→ To be done
How many of the lines below include "color"? Give the number and no other words.

→ Excerpted records
::::::::

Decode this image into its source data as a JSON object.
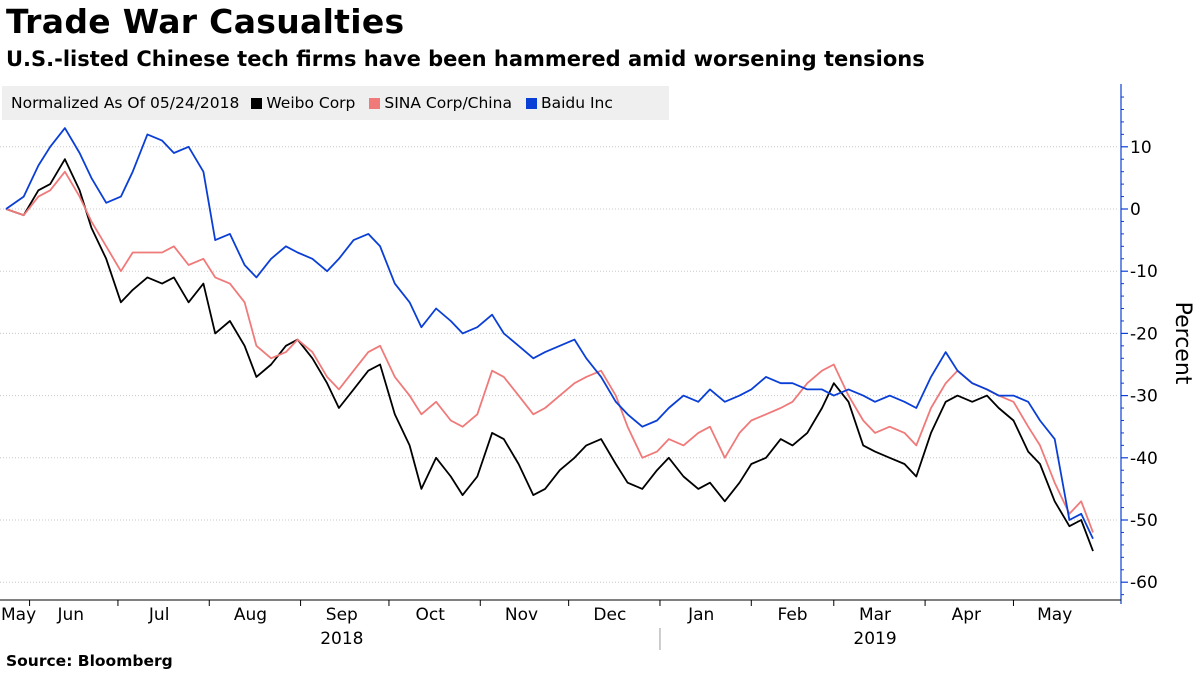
{
  "header": {
    "title": "Trade War Casualties",
    "subtitle": "U.S.-listed Chinese tech firms have been hammered amid worsening tensions"
  },
  "footer": {
    "source": "Source:  Bloomberg"
  },
  "legend": {
    "note": "Normalized As Of 05/24/2018",
    "items": [
      {
        "name": "Weibo Corp",
        "color": "#000000"
      },
      {
        "name": "SINA Corp/China",
        "color": "#f07a7a"
      },
      {
        "name": "Baidu Inc",
        "color": "#0a3fd6"
      }
    ]
  },
  "chart_data": {
    "type": "line",
    "ylabel": "Percent",
    "ylim": [
      -62,
      20
    ],
    "yticks": [
      10,
      0,
      -10,
      -20,
      -30,
      -40,
      -50,
      -60
    ],
    "y_axis_side": "right",
    "grid": "horizontal dotted",
    "x_range": [
      "2018-05-24",
      "2019-05-28"
    ],
    "month_labels": [
      {
        "label": "May",
        "date": "2018-05-24"
      },
      {
        "label": "Jun",
        "date": "2018-06-15"
      },
      {
        "label": "Jul",
        "date": "2018-07-15"
      },
      {
        "label": "Aug",
        "date": "2018-08-15"
      },
      {
        "label": "Sep",
        "date": "2018-09-15"
      },
      {
        "label": "Oct",
        "date": "2018-10-15"
      },
      {
        "label": "Nov",
        "date": "2018-11-15"
      },
      {
        "label": "Dec",
        "date": "2018-12-15"
      },
      {
        "label": "Jan",
        "date": "2019-01-15"
      },
      {
        "label": "Feb",
        "date": "2019-02-15"
      },
      {
        "label": "Mar",
        "date": "2019-03-15"
      },
      {
        "label": "Apr",
        "date": "2019-04-15"
      },
      {
        "label": "May",
        "date": "2019-05-15"
      }
    ],
    "month_ticks": [
      "2018-06-01",
      "2018-07-01",
      "2018-08-01",
      "2018-09-01",
      "2018-10-01",
      "2018-11-01",
      "2018-12-01",
      "2019-01-01",
      "2019-02-01",
      "2019-03-01",
      "2019-04-01",
      "2019-05-01"
    ],
    "year_labels": [
      {
        "label": "2018",
        "date": "2018-09-15"
      },
      {
        "label": "2019",
        "date": "2019-03-15"
      }
    ],
    "year_divider": "2019-01-01",
    "series": [
      {
        "name": "Weibo Corp",
        "color": "#000000",
        "points": [
          [
            "2018-05-24",
            0
          ],
          [
            "2018-05-30",
            -1
          ],
          [
            "2018-06-04",
            3
          ],
          [
            "2018-06-08",
            4
          ],
          [
            "2018-06-13",
            8
          ],
          [
            "2018-06-18",
            3
          ],
          [
            "2018-06-22",
            -3
          ],
          [
            "2018-06-27",
            -8
          ],
          [
            "2018-07-02",
            -15
          ],
          [
            "2018-07-06",
            -13
          ],
          [
            "2018-07-11",
            -11
          ],
          [
            "2018-07-16",
            -12
          ],
          [
            "2018-07-20",
            -11
          ],
          [
            "2018-07-25",
            -15
          ],
          [
            "2018-07-30",
            -12
          ],
          [
            "2018-08-03",
            -20
          ],
          [
            "2018-08-08",
            -18
          ],
          [
            "2018-08-13",
            -22
          ],
          [
            "2018-08-17",
            -27
          ],
          [
            "2018-08-22",
            -25
          ],
          [
            "2018-08-27",
            -22
          ],
          [
            "2018-08-31",
            -21
          ],
          [
            "2018-09-05",
            -24
          ],
          [
            "2018-09-10",
            -28
          ],
          [
            "2018-09-14",
            -32
          ],
          [
            "2018-09-19",
            -29
          ],
          [
            "2018-09-24",
            -26
          ],
          [
            "2018-09-28",
            -25
          ],
          [
            "2018-10-03",
            -33
          ],
          [
            "2018-10-08",
            -38
          ],
          [
            "2018-10-12",
            -45
          ],
          [
            "2018-10-17",
            -40
          ],
          [
            "2018-10-22",
            -43
          ],
          [
            "2018-10-26",
            -46
          ],
          [
            "2018-10-31",
            -43
          ],
          [
            "2018-11-05",
            -36
          ],
          [
            "2018-11-09",
            -37
          ],
          [
            "2018-11-14",
            -41
          ],
          [
            "2018-11-19",
            -46
          ],
          [
            "2018-11-23",
            -45
          ],
          [
            "2018-11-28",
            -42
          ],
          [
            "2018-12-03",
            -40
          ],
          [
            "2018-12-07",
            -38
          ],
          [
            "2018-12-12",
            -37
          ],
          [
            "2018-12-17",
            -41
          ],
          [
            "2018-12-21",
            -44
          ],
          [
            "2018-12-26",
            -45
          ],
          [
            "2018-12-31",
            -42
          ],
          [
            "2019-01-04",
            -40
          ],
          [
            "2019-01-09",
            -43
          ],
          [
            "2019-01-14",
            -45
          ],
          [
            "2019-01-18",
            -44
          ],
          [
            "2019-01-23",
            -47
          ],
          [
            "2019-01-28",
            -44
          ],
          [
            "2019-02-01",
            -41
          ],
          [
            "2019-02-06",
            -40
          ],
          [
            "2019-02-11",
            -37
          ],
          [
            "2019-02-15",
            -38
          ],
          [
            "2019-02-20",
            -36
          ],
          [
            "2019-02-25",
            -32
          ],
          [
            "2019-03-01",
            -28
          ],
          [
            "2019-03-06",
            -31
          ],
          [
            "2019-03-11",
            -38
          ],
          [
            "2019-03-15",
            -39
          ],
          [
            "2019-03-20",
            -40
          ],
          [
            "2019-03-25",
            -41
          ],
          [
            "2019-03-29",
            -43
          ],
          [
            "2019-04-03",
            -36
          ],
          [
            "2019-04-08",
            -31
          ],
          [
            "2019-04-12",
            -30
          ],
          [
            "2019-04-17",
            -31
          ],
          [
            "2019-04-22",
            -30
          ],
          [
            "2019-04-26",
            -32
          ],
          [
            "2019-05-01",
            -34
          ],
          [
            "2019-05-06",
            -39
          ],
          [
            "2019-05-10",
            -41
          ],
          [
            "2019-05-15",
            -47
          ],
          [
            "2019-05-20",
            -51
          ],
          [
            "2019-05-24",
            -50
          ],
          [
            "2019-05-28",
            -55
          ]
        ]
      },
      {
        "name": "SINA Corp/China",
        "color": "#f07a7a",
        "points": [
          [
            "2018-05-24",
            0
          ],
          [
            "2018-05-30",
            -1
          ],
          [
            "2018-06-04",
            2
          ],
          [
            "2018-06-08",
            3
          ],
          [
            "2018-06-13",
            6
          ],
          [
            "2018-06-18",
            2
          ],
          [
            "2018-06-22",
            -2
          ],
          [
            "2018-06-27",
            -6
          ],
          [
            "2018-07-02",
            -10
          ],
          [
            "2018-07-06",
            -7
          ],
          [
            "2018-07-11",
            -7
          ],
          [
            "2018-07-16",
            -7
          ],
          [
            "2018-07-20",
            -6
          ],
          [
            "2018-07-25",
            -9
          ],
          [
            "2018-07-30",
            -8
          ],
          [
            "2018-08-03",
            -11
          ],
          [
            "2018-08-08",
            -12
          ],
          [
            "2018-08-13",
            -15
          ],
          [
            "2018-08-17",
            -22
          ],
          [
            "2018-08-22",
            -24
          ],
          [
            "2018-08-27",
            -23
          ],
          [
            "2018-08-31",
            -21
          ],
          [
            "2018-09-05",
            -23
          ],
          [
            "2018-09-10",
            -27
          ],
          [
            "2018-09-14",
            -29
          ],
          [
            "2018-09-19",
            -26
          ],
          [
            "2018-09-24",
            -23
          ],
          [
            "2018-09-28",
            -22
          ],
          [
            "2018-10-03",
            -27
          ],
          [
            "2018-10-08",
            -30
          ],
          [
            "2018-10-12",
            -33
          ],
          [
            "2018-10-17",
            -31
          ],
          [
            "2018-10-22",
            -34
          ],
          [
            "2018-10-26",
            -35
          ],
          [
            "2018-10-31",
            -33
          ],
          [
            "2018-11-05",
            -26
          ],
          [
            "2018-11-09",
            -27
          ],
          [
            "2018-11-14",
            -30
          ],
          [
            "2018-11-19",
            -33
          ],
          [
            "2018-11-23",
            -32
          ],
          [
            "2018-11-28",
            -30
          ],
          [
            "2018-12-03",
            -28
          ],
          [
            "2018-12-07",
            -27
          ],
          [
            "2018-12-12",
            -26
          ],
          [
            "2018-12-17",
            -30
          ],
          [
            "2018-12-21",
            -35
          ],
          [
            "2018-12-26",
            -40
          ],
          [
            "2018-12-31",
            -39
          ],
          [
            "2019-01-04",
            -37
          ],
          [
            "2019-01-09",
            -38
          ],
          [
            "2019-01-14",
            -36
          ],
          [
            "2019-01-18",
            -35
          ],
          [
            "2019-01-23",
            -40
          ],
          [
            "2019-01-28",
            -36
          ],
          [
            "2019-02-01",
            -34
          ],
          [
            "2019-02-06",
            -33
          ],
          [
            "2019-02-11",
            -32
          ],
          [
            "2019-02-15",
            -31
          ],
          [
            "2019-02-20",
            -28
          ],
          [
            "2019-02-25",
            -26
          ],
          [
            "2019-03-01",
            -25
          ],
          [
            "2019-03-06",
            -30
          ],
          [
            "2019-03-11",
            -34
          ],
          [
            "2019-03-15",
            -36
          ],
          [
            "2019-03-20",
            -35
          ],
          [
            "2019-03-25",
            -36
          ],
          [
            "2019-03-29",
            -38
          ],
          [
            "2019-04-03",
            -32
          ],
          [
            "2019-04-08",
            -28
          ],
          [
            "2019-04-12",
            -26
          ],
          [
            "2019-04-17",
            -28
          ],
          [
            "2019-04-22",
            -29
          ],
          [
            "2019-04-26",
            -30
          ],
          [
            "2019-05-01",
            -31
          ],
          [
            "2019-05-06",
            -35
          ],
          [
            "2019-05-10",
            -38
          ],
          [
            "2019-05-15",
            -44
          ],
          [
            "2019-05-20",
            -49
          ],
          [
            "2019-05-24",
            -47
          ],
          [
            "2019-05-28",
            -52
          ]
        ]
      },
      {
        "name": "Baidu Inc",
        "color": "#0a3fd6",
        "points": [
          [
            "2018-05-24",
            0
          ],
          [
            "2018-05-30",
            2
          ],
          [
            "2018-06-04",
            7
          ],
          [
            "2018-06-08",
            10
          ],
          [
            "2018-06-13",
            13
          ],
          [
            "2018-06-18",
            9
          ],
          [
            "2018-06-22",
            5
          ],
          [
            "2018-06-27",
            1
          ],
          [
            "2018-07-02",
            2
          ],
          [
            "2018-07-06",
            6
          ],
          [
            "2018-07-11",
            12
          ],
          [
            "2018-07-16",
            11
          ],
          [
            "2018-07-20",
            9
          ],
          [
            "2018-07-25",
            10
          ],
          [
            "2018-07-30",
            6
          ],
          [
            "2018-08-03",
            -5
          ],
          [
            "2018-08-08",
            -4
          ],
          [
            "2018-08-13",
            -9
          ],
          [
            "2018-08-17",
            -11
          ],
          [
            "2018-08-22",
            -8
          ],
          [
            "2018-08-27",
            -6
          ],
          [
            "2018-08-31",
            -7
          ],
          [
            "2018-09-05",
            -8
          ],
          [
            "2018-09-10",
            -10
          ],
          [
            "2018-09-14",
            -8
          ],
          [
            "2018-09-19",
            -5
          ],
          [
            "2018-09-24",
            -4
          ],
          [
            "2018-09-28",
            -6
          ],
          [
            "2018-10-03",
            -12
          ],
          [
            "2018-10-08",
            -15
          ],
          [
            "2018-10-12",
            -19
          ],
          [
            "2018-10-17",
            -16
          ],
          [
            "2018-10-22",
            -18
          ],
          [
            "2018-10-26",
            -20
          ],
          [
            "2018-10-31",
            -19
          ],
          [
            "2018-11-05",
            -17
          ],
          [
            "2018-11-09",
            -20
          ],
          [
            "2018-11-14",
            -22
          ],
          [
            "2018-11-19",
            -24
          ],
          [
            "2018-11-23",
            -23
          ],
          [
            "2018-11-28",
            -22
          ],
          [
            "2018-12-03",
            -21
          ],
          [
            "2018-12-07",
            -24
          ],
          [
            "2018-12-12",
            -27
          ],
          [
            "2018-12-17",
            -31
          ],
          [
            "2018-12-21",
            -33
          ],
          [
            "2018-12-26",
            -35
          ],
          [
            "2018-12-31",
            -34
          ],
          [
            "2019-01-04",
            -32
          ],
          [
            "2019-01-09",
            -30
          ],
          [
            "2019-01-14",
            -31
          ],
          [
            "2019-01-18",
            -29
          ],
          [
            "2019-01-23",
            -31
          ],
          [
            "2019-01-28",
            -30
          ],
          [
            "2019-02-01",
            -29
          ],
          [
            "2019-02-06",
            -27
          ],
          [
            "2019-02-11",
            -28
          ],
          [
            "2019-02-15",
            -28
          ],
          [
            "2019-02-20",
            -29
          ],
          [
            "2019-02-25",
            -29
          ],
          [
            "2019-03-01",
            -30
          ],
          [
            "2019-03-06",
            -29
          ],
          [
            "2019-03-11",
            -30
          ],
          [
            "2019-03-15",
            -31
          ],
          [
            "2019-03-20",
            -30
          ],
          [
            "2019-03-25",
            -31
          ],
          [
            "2019-03-29",
            -32
          ],
          [
            "2019-04-03",
            -27
          ],
          [
            "2019-04-08",
            -23
          ],
          [
            "2019-04-12",
            -26
          ],
          [
            "2019-04-17",
            -28
          ],
          [
            "2019-04-22",
            -29
          ],
          [
            "2019-04-26",
            -30
          ],
          [
            "2019-05-01",
            -30
          ],
          [
            "2019-05-06",
            -31
          ],
          [
            "2019-05-10",
            -34
          ],
          [
            "2019-05-15",
            -37
          ],
          [
            "2019-05-20",
            -50
          ],
          [
            "2019-05-24",
            -49
          ],
          [
            "2019-05-28",
            -53
          ]
        ]
      }
    ]
  }
}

::::::::

→ Written response
6